* Material supplied:
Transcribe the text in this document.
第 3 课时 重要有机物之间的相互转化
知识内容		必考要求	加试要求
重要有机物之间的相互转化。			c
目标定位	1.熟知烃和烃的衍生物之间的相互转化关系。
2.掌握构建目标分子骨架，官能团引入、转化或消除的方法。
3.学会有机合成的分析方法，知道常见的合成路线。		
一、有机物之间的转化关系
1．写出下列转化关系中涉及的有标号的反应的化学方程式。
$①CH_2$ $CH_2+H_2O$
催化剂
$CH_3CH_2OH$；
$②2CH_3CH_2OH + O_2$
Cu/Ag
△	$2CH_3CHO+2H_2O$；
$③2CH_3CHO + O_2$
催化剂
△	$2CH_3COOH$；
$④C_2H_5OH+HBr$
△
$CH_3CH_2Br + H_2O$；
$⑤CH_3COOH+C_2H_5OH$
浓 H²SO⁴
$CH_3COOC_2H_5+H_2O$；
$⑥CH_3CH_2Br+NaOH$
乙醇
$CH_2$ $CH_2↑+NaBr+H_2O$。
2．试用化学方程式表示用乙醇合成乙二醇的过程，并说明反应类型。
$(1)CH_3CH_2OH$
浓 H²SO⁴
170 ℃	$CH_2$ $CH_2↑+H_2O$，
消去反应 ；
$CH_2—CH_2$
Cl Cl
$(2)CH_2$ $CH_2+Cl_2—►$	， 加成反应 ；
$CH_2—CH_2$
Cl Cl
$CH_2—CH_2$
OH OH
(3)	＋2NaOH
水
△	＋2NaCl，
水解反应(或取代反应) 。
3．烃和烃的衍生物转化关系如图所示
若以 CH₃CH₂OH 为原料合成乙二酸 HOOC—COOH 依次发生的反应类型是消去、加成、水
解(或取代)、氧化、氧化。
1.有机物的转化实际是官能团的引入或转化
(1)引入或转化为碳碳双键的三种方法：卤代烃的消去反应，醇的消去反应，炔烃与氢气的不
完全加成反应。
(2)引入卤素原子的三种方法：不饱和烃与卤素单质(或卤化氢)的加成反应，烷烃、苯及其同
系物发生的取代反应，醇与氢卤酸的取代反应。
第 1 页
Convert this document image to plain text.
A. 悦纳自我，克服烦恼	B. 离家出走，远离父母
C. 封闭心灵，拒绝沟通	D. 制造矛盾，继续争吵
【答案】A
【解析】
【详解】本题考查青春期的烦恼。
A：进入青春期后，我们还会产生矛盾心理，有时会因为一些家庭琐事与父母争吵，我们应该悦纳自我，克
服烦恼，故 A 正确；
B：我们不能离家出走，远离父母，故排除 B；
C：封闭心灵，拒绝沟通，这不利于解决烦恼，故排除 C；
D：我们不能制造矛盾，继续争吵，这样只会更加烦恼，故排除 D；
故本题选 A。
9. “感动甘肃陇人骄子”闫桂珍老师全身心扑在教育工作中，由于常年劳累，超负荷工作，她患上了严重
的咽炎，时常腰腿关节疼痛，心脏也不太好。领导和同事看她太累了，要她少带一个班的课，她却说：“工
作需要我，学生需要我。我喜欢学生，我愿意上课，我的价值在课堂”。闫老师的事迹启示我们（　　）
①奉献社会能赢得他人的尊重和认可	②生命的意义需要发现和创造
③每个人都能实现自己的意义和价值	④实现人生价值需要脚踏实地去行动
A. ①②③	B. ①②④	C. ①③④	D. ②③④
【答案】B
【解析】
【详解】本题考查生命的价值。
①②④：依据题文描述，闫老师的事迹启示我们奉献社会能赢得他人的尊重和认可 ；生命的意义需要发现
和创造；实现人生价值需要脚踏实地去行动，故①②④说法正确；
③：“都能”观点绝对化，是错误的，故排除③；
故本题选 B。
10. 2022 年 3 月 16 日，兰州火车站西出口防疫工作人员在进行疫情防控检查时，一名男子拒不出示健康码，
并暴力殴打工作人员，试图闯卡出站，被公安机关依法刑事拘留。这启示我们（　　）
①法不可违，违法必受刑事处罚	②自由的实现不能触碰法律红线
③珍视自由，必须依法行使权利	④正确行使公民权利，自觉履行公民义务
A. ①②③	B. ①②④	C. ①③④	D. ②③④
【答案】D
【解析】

* Written task: Of the lines above, how many include the word "拒绝沟通"? Reply with the number only.

* Final answer: 2